**Requirement**
Reproduce the listing below exactly, minus its pictures.

########

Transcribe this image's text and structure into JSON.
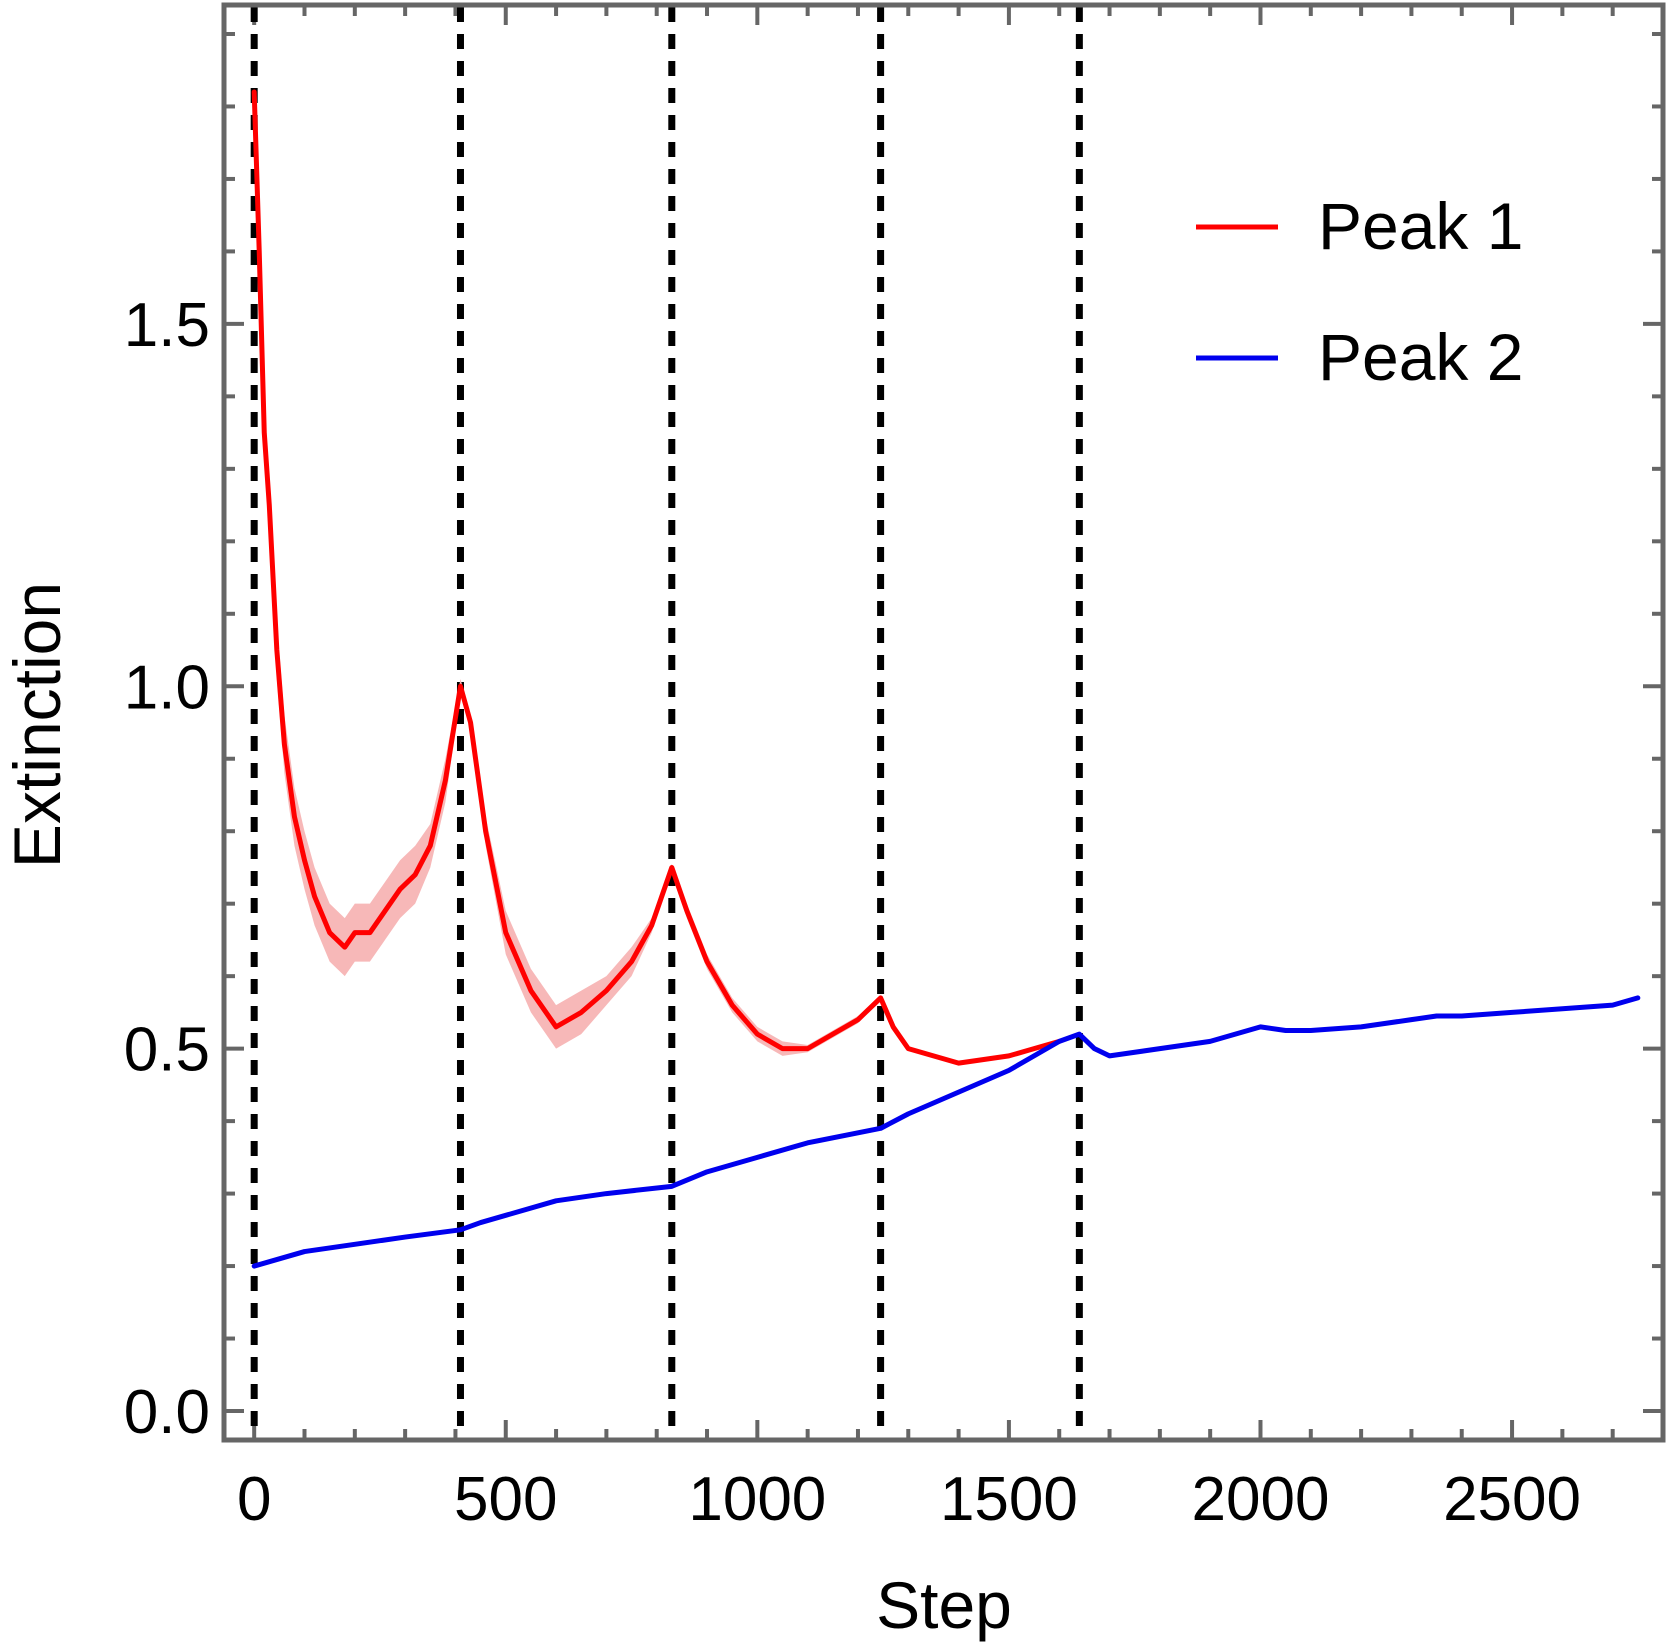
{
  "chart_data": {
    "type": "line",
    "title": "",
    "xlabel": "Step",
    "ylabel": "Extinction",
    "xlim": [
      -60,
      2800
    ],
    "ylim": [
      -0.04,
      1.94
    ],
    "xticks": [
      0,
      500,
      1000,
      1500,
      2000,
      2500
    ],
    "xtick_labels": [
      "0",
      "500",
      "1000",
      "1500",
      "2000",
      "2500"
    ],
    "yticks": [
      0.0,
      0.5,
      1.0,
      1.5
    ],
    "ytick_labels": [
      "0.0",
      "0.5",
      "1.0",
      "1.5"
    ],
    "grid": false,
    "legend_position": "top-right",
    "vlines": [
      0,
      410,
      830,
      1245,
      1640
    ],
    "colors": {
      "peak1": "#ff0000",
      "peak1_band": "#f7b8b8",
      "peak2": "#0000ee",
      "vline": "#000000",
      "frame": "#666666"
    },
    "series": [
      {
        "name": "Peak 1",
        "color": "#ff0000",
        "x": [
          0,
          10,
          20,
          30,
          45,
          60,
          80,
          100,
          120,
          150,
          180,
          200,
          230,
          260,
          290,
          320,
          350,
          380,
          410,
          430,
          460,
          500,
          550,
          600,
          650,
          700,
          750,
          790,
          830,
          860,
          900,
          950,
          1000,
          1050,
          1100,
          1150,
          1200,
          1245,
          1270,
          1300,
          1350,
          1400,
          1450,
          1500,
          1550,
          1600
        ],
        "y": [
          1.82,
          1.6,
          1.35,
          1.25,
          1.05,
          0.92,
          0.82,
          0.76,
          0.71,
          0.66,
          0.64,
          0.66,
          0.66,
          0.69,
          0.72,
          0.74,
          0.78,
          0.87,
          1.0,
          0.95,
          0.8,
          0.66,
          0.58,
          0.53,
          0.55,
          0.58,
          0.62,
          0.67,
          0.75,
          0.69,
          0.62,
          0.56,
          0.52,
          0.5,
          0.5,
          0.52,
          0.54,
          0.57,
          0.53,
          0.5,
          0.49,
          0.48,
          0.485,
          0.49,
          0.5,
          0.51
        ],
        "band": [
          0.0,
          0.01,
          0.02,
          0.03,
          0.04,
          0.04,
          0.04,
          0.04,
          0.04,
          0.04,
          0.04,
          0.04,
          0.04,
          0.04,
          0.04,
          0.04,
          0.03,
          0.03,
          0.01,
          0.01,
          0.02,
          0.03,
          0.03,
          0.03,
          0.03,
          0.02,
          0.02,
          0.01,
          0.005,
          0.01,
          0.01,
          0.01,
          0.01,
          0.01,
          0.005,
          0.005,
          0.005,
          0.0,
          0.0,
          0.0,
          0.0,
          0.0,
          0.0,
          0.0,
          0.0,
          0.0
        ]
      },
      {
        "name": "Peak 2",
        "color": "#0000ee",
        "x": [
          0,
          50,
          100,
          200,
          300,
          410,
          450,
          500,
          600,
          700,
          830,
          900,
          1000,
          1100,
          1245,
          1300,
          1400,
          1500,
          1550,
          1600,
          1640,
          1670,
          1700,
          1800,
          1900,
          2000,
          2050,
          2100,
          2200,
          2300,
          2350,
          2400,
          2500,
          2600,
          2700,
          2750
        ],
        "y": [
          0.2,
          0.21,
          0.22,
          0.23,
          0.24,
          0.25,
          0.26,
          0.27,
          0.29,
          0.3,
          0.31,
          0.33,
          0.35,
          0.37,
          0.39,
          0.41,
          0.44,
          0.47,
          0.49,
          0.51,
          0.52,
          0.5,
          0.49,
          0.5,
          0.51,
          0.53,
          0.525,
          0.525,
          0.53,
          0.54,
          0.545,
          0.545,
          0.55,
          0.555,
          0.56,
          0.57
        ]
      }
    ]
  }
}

########

**Written reply**
Transcribe this image's text and structure into JSON.
{
  "chart_data": {
    "type": "line",
    "title": "",
    "xlabel": "Step",
    "ylabel": "Extinction",
    "xlim": [
      -60,
      2800
    ],
    "ylim": [
      -0.04,
      1.94
    ],
    "xticks": [
      0,
      500,
      1000,
      1500,
      2000,
      2500
    ],
    "xtick_labels": [
      "0",
      "500",
      "1000",
      "1500",
      "2000",
      "2500"
    ],
    "yticks": [
      0.0,
      0.5,
      1.0,
      1.5
    ],
    "ytick_labels": [
      "0.0",
      "0.5",
      "1.0",
      "1.5"
    ],
    "grid": false,
    "legend_position": "top-right",
    "vlines": [
      0,
      410,
      830,
      1245,
      1640
    ],
    "colors": {
      "peak1": "#ff0000",
      "peak1_band": "#f7b8b8",
      "peak2": "#0000ee",
      "vline": "#000000",
      "frame": "#666666"
    },
    "series": [
      {
        "name": "Peak 1",
        "color": "#ff0000",
        "x": [
          0,
          10,
          20,
          30,
          45,
          60,
          80,
          100,
          120,
          150,
          180,
          200,
          230,
          260,
          290,
          320,
          350,
          380,
          410,
          430,
          460,
          500,
          550,
          600,
          650,
          700,
          750,
          790,
          830,
          860,
          900,
          950,
          1000,
          1050,
          1100,
          1150,
          1200,
          1245,
          1270,
          1300,
          1350,
          1400,
          1450,
          1500,
          1550,
          1600
        ],
        "y": [
          1.82,
          1.6,
          1.35,
          1.25,
          1.05,
          0.92,
          0.82,
          0.76,
          0.71,
          0.66,
          0.64,
          0.66,
          0.66,
          0.69,
          0.72,
          0.74,
          0.78,
          0.87,
          1.0,
          0.95,
          0.8,
          0.66,
          0.58,
          0.53,
          0.55,
          0.58,
          0.62,
          0.67,
          0.75,
          0.69,
          0.62,
          0.56,
          0.52,
          0.5,
          0.5,
          0.52,
          0.54,
          0.57,
          0.53,
          0.5,
          0.49,
          0.48,
          0.485,
          0.49,
          0.5,
          0.51
        ],
        "band": [
          0.0,
          0.01,
          0.02,
          0.03,
          0.04,
          0.04,
          0.04,
          0.04,
          0.04,
          0.04,
          0.04,
          0.04,
          0.04,
          0.04,
          0.04,
          0.04,
          0.03,
          0.03,
          0.01,
          0.01,
          0.02,
          0.03,
          0.03,
          0.03,
          0.03,
          0.02,
          0.02,
          0.01,
          0.005,
          0.01,
          0.01,
          0.01,
          0.01,
          0.01,
          0.005,
          0.005,
          0.005,
          0.0,
          0.0,
          0.0,
          0.0,
          0.0,
          0.0,
          0.0,
          0.0,
          0.0
        ]
      },
      {
        "name": "Peak 2",
        "color": "#0000ee",
        "x": [
          0,
          50,
          100,
          200,
          300,
          410,
          450,
          500,
          600,
          700,
          830,
          900,
          1000,
          1100,
          1245,
          1300,
          1400,
          1500,
          1550,
          1600,
          1640,
          1670,
          1700,
          1800,
          1900,
          2000,
          2050,
          2100,
          2200,
          2300,
          2350,
          2400,
          2500,
          2600,
          2700,
          2750
        ],
        "y": [
          0.2,
          0.21,
          0.22,
          0.23,
          0.24,
          0.25,
          0.26,
          0.27,
          0.29,
          0.3,
          0.31,
          0.33,
          0.35,
          0.37,
          0.39,
          0.41,
          0.44,
          0.47,
          0.49,
          0.51,
          0.52,
          0.5,
          0.49,
          0.5,
          0.51,
          0.53,
          0.525,
          0.525,
          0.53,
          0.54,
          0.545,
          0.545,
          0.55,
          0.555,
          0.56,
          0.57
        ]
      }
    ]
  }
}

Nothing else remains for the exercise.